Stored data
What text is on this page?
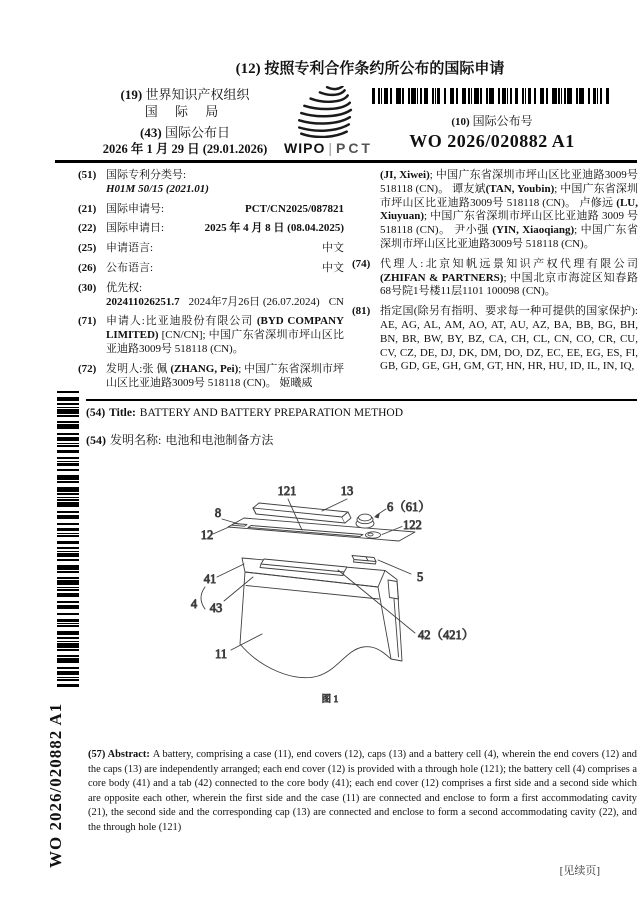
(12) 按照专利合作条约所公布的国际申请
(19) 世界知识产权组织
国 际 局
(43) 国际公布日
2026 年 1 月 29 日 (29.01.2026)	WIPO | PCT
(10) 国际公布号
WO 2026/020882 A1
(51) 国际专利分类号:
H01M 50/15 (2021.01)
(21) 国际申请号:	PCT/CN2025/087821
(22) 国际申请日:	2025 年 4 月 8 日 (08.04.2025)
(25) 申请语言:	中文
(26) 公布语言:	中文
(30) 优先权:
202411026251.7 2024年7月26日 (26.07.2024) CN
(71) 申请人:比亚迪股份有限公司 (BYD COMPANY LIMITED) [CN/CN]; 中国广东省深圳市坪山区比亚迪路3009号 518118 (CN)。
(72) 发明人:张 佩 (ZHANG, Pei); 中国广东省深圳市坪山区比亚迪路3009号 518118 (CN)。 姬曦威
(JI, Xiwei); 中国广东省深圳市坪山区比亚迪路3009号 518118 (CN)。 谭友斌(TAN, Youbin); 中国广东省深圳市坪山区比亚迪路3009号 518118 (CN)。 卢修远 (LU, Xiuyuan); 中国广东省深圳市坪山区比亚迪路 3009 号 518118 (CN)。 尹小强 (YIN, Xiaoqiang); 中国广东省深圳市坪山区比亚迪路3009号 518118 (CN)。
(74) 代理人:北京知帆远景知识产权代理有限公司 (ZHIFAN & PARTNERS); 中国北京市海淀区知春路68号院1号楼11层1101 100098 (CN)。
(81) 指定国(除另有指明、要求每一种可提供的国家保护): AE, AG, AL, AM, AO, AT, AU, AZ, BA, BB, BG, BH, BN, BR, BW, BY, BZ, CA, CH, CL, CN, CO, CR, CU, CV, CZ, DE, DJ, DK, DM, DO, DZ, EC, EE, EG, ES, FI, GB, GD, GE, GH, GM, GT, HN, HR, HU, ID, IL, IN, IQ,
WO 2026/020882 A1
(54) Title: BATTERY AND BATTERY PREPARATION METHOD
(54) 发明名称: 电池和电池制备方法
121	13
8	6（61）
12
122
41
4 43
5
11
42（421）
图 1
(57) Abstract: A battery, comprising a case (11), end covers (12), caps (13) and a battery cell (4), wherein the end covers (12) and the caps (13) are independently arranged; each end cover (12) is provided with a through hole (121); the battery cell (4) comprises a core body (41) and a tab (42) connected to the core body (41); each end cover (12) comprises a first side and a second side which are opposite each other, wherein the first side and the case (11) are connected and enclose to form a first accommodating cavity (21), the second side and the corresponding cap (13) are connected and enclose to form a second accommodating cavity (22), and the through hole (121)
[见续页]
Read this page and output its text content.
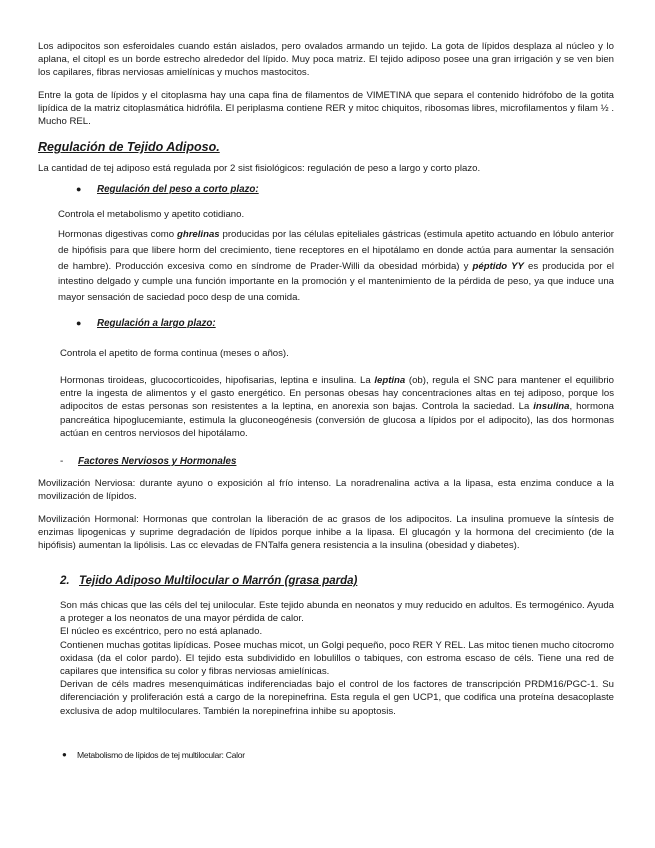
Los adipocitos son esferoidales cuando están aislados, pero ovalados armando un tejido. La gota de lípidos desplaza al núcleo y lo aplana, el citopl es un borde estrecho alrededor del lípido. Muy poca matriz. El tejido adiposo posee una gran irrigación y se ven bien los capilares, fibras nerviosas amielínicas y muchos mastocitos.

Entre la gota de lípidos y el citoplasma hay una capa fina de filamentos de VIMETINA que separa el contenido hidrófobo de la gotita lipídica de la matriz citoplasmática hidrófila. El periplasma contiene RER y mitoc chiquitos, ribosomas libres, microfilamentos y filam ½ . Mucho REL.

Regulación de Tejido Adiposo.

La cantidad de tej adiposo está regulada por 2 sist fisiológicos: regulación de peso a largo y corto plazo.

● Regulación del peso a corto plazo:

Controla el metabolismo y apetito cotidiano.

Hormonas digestivas como ghrelinas producidas por las células epiteliales gástricas (estimula apetito actuando en lóbulo anterior de hipófisis para que libere horm del crecimiento, tiene receptores en el hipotálamo en donde actúa para aumentar la sensación de hambre). Producción excesiva como en síndrome de Prader-Willi da obesidad mórbida) y péptido YY es producida por el intestino delgado y cumple una función importante en la promoción y el mantenimiento de la pérdida de peso, ya que induce una mayor sensación de saciedad poco desp de una comida.

● Regulación a largo plazo:

Controla el apetito de forma continua (meses o años).

Hormonas tiroideas, glucocorticoides, hipofisarias, leptina e insulina. La leptina (ob), regula el SNC para mantener el equilibrio entre la ingesta de alimentos y el gasto energético. En personas obesas hay concentraciones altas en tej adiposo, porque los adipocitos de estas personas son resistentes a la leptina, en anorexia son bajas. Controla la saciedad. La insulina, hormona pancreática hipoglucemiante, estimula la gluconeogénesis (conversión de glucosa a lípidos por el adipocito), las dos hormonas actúan en centros nerviosos del hipotálamo.

- Factores Nerviosos y Hormonales

Movilización Nerviosa: durante ayuno o exposición al frío intenso. La noradrenalina activa a la lipasa, esta enzima conduce a la movilización de lípidos.

Movilización Hormonal: Hormonas que controlan la liberación de ac grasos de los adipocitos. La insulina promueve la síntesis de enzimas lipogenicas y suprime degradación de lípidos porque inhibe a la lipasa. El glucagón y la hormona del crecimiento (de la hipófisis) aumentan la lipólisis. Las cc elevadas de FNTalfa genera resistencia a la insulina (obesidad y diabetes).

2. Tejido Adiposo Multilocular o Marrón (grasa parda)

Son más chicas que las céls del tej unilocular. Este tejido abunda en neonatos y muy reducido en adultos. Es termogénico. Ayuda a proteger a los neonatos de una mayor pérdida de calor.

El núcleo es excéntrico, pero no está aplanado.

Contienen muchas gotitas lipídicas. Posee muchas micot, un Golgi pequeño, poco RER Y REL. Las mitoc tienen mucho citocromo oxidasa (da el color pardo). El tejido esta subdividido en lobulillos o tabiques, con estroma escaso de céls. Tiene una red de capilares que intensifica su color y fibras nerviosas amielínicas.

Derivan de céls madres mesenquimáticas indiferenciadas bajo el control de los factores de transcripción PRDM16/PGC-1. Su diferenciación y proliferación está a cargo de la norepinefrina. Esta regula el gen UCP1, que codifica una proteína desacoplaste exclusiva de adop multiloculares. También la norepinefrina inhibe su apoptosis.

● Metabolismo de lípidos de tej multilocular: Calor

◆ WHAT YOU WILL DO:
The pictures should not appear in the copy; every other part of the records above must be returned exactly.

◆ RESPONSE FOR THIS EXERCISE:
What text is on this page?
(12) 按照专利合作条约所公布的国际申请
(19) 世界知识产权组织
国 际 局
(43) 国际公布日
2026 年 1 月 29 日 (29.01.2026)	WIPO | PCT
(10) 国际公布号
WO 2026/020882 A1
(51) 国际专利分类号:
H01M 50/15 (2021.01)
(21) 国际申请号:	PCT/CN2025/087821
(22) 国际申请日:	2025 年 4 月 8 日 (08.04.2025)
(25) 申请语言:	中文
(26) 公布语言:	中文
(30) 优先权:
202411026251.7 2024年7月26日 (26.07.2024) CN
(71) 申请人:比亚迪股份有限公司 (BYD COMPANY LIMITED) [CN/CN]; 中国广东省深圳市坪山区比亚迪路3009号 518118 (CN)。
(72) 发明人:张 佩 (ZHANG, Pei); 中国广东省深圳市坪山区比亚迪路3009号 518118 (CN)。 姬曦威
(JI, Xiwei); 中国广东省深圳市坪山区比亚迪路3009号 518118 (CN)。 谭友斌(TAN, Youbin); 中国广东省深圳市坪山区比亚迪路3009号 518118 (CN)。 卢修远 (LU, Xiuyuan); 中国广东省深圳市坪山区比亚迪路 3009 号 518118 (CN)。 尹小强 (YIN, Xiaoqiang); 中国广东省深圳市坪山区比亚迪路3009号 518118 (CN)。
(74) 代理人:北京知帆远景知识产权代理有限公司 (ZHIFAN & PARTNERS); 中国北京市海淀区知春路68号院1号楼11层1101 100098 (CN)。
(81) 指定国(除另有指明、要求每一种可提供的国家保护): AE, AG, AL, AM, AO, AT, AU, AZ, BA, BB, BG, BH, BN, BR, BW, BY, BZ, CA, CH, CL, CN, CO, CR, CU, CV, CZ, DE, DJ, DK, DM, DO, DZ, EC, EE, EG, ES, FI, GB, GD, GE, GH, GM, GT, HN, HR, HU, ID, IL, IN, IQ,
WO 2026/020882 A1
(54) Title: BATTERY AND BATTERY PREPARATION METHOD
(54) 发明名称: 电池和电池制备方法
121	13
8	6（61）
12
122
41
4 43
5
11
42（421）
图 1
(57) Abstract: A battery, comprising a case (11), end covers (12), caps (13) and a battery cell (4), wherein the end covers (12) and the caps (13) are independently arranged; each end cover (12) is provided with a through hole (121); the battery cell (4) comprises a core body (41) and a tab (42) connected to the core body (41); each end cover (12) comprises a first side and a second side which are opposite each other, wherein the first side and the case (11) are connected and enclose to form a first accommodating cavity (21), the second side and the corresponding cap (13) are connected and enclose to form a second accommodating cavity (22), and the through hole (121)
[见续页]
Read this page and output its text content.
Los adipocitos son esferoidales cuando están aislados, pero ovalados armando un tejido. La gota de lípidos desplaza al núcleo y lo aplana, el citopl es un borde estrecho alrededor del lípido. Muy poca matriz. El tejido adiposo posee una gran irrigación y se ven bien los capilares, fibras nerviosas amielínicas y muchos mastocitos.

Entre la gota de lípidos y el citoplasma hay una capa fina de filamentos de VIMETINA que separa el contenido hidrófobo de la gotita lipídica de la matriz citoplasmática hidrófila. El periplasma contiene RER y mitoc chiquitos, ribosomas libres, microfilamentos y filam ½ . Mucho REL.

Regulación de Tejido Adiposo.

La cantidad de tej adiposo está regulada por 2 sist fisiológicos: regulación de peso a largo y corto plazo.

● Regulación del peso a corto plazo:

Controla el metabolismo y apetito cotidiano.

Hormonas digestivas como ghrelinas producidas por las células epiteliales gástricas (estimula apetito actuando en lóbulo anterior de hipófisis para que libere horm del crecimiento, tiene receptores en el hipotálamo en donde actúa para aumentar la sensación de hambre). Producción excesiva como en síndrome de Prader-Willi da obesidad mórbida) y péptido YY es producida por el intestino delgado y cumple una función importante en la promoción y el mantenimiento de la pérdida de peso, ya que induce una mayor sensación de saciedad poco desp de una comida.

● Regulación a largo plazo:

Controla el apetito de forma continua (meses o años).

Hormonas tiroideas, glucocorticoides, hipofisarias, leptina e insulina. La leptina (ob), regula el SNC para mantener el equilibrio entre la ingesta de alimentos y el gasto energético. En personas obesas hay concentraciones altas en tej adiposo, porque los adipocitos de estas personas son resistentes a la leptina, en anorexia son bajas. Controla la saciedad. La insulina, hormona pancreática hipoglucemiante, estimula la gluconeogénesis (conversión de glucosa a lípidos por el adipocito), las dos hormonas actúan en centros nerviosos del hipotálamo.

- Factores Nerviosos y Hormonales

Movilización Nerviosa: durante ayuno o exposición al frío intenso. La noradrenalina activa a la lipasa, esta enzima conduce a la movilización de lípidos.

Movilización Hormonal: Hormonas que controlan la liberación de ac grasos de los adipocitos. La insulina promueve la síntesis de enzimas lipogenicas y suprime degradación de lípidos porque inhibe a la lipasa. El glucagón y la hormona del crecimiento (de la hipófisis) aumentan la lipólisis. Las cc elevadas de FNTalfa genera resistencia a la insulina (obesidad y diabetes).

2. Tejido Adiposo Multilocular o Marrón (grasa parda)

Son más chicas que las céls del tej unilocular. Este tejido abunda en neonatos y muy reducido en adultos. Es termogénico. Ayuda a proteger a los neonatos de una mayor pérdida de calor.

El núcleo es excéntrico, pero no está aplanado.

Contienen muchas gotitas lipídicas. Posee muchas micot, un Golgi pequeño, poco RER Y REL. Las mitoc tienen mucho citocromo oxidasa (da el color pardo). El tejido esta subdividido en lobulillos o tabiques, con estroma escaso de céls. Tiene una red de capilares que intensifica su color y fibras nerviosas amielínicas.

Derivan de céls madres mesenquimáticas indiferenciadas bajo el control de los factores de transcripción PRDM16/PGC-1. Su diferenciación y proliferación está a cargo de la norepinefrina. Esta regula el gen UCP1, que codifica una proteína desacoplaste exclusiva de adop multiloculares. También la norepinefrina inhibe su apoptosis.

● Metabolismo de lípidos de tej multilocular: Calor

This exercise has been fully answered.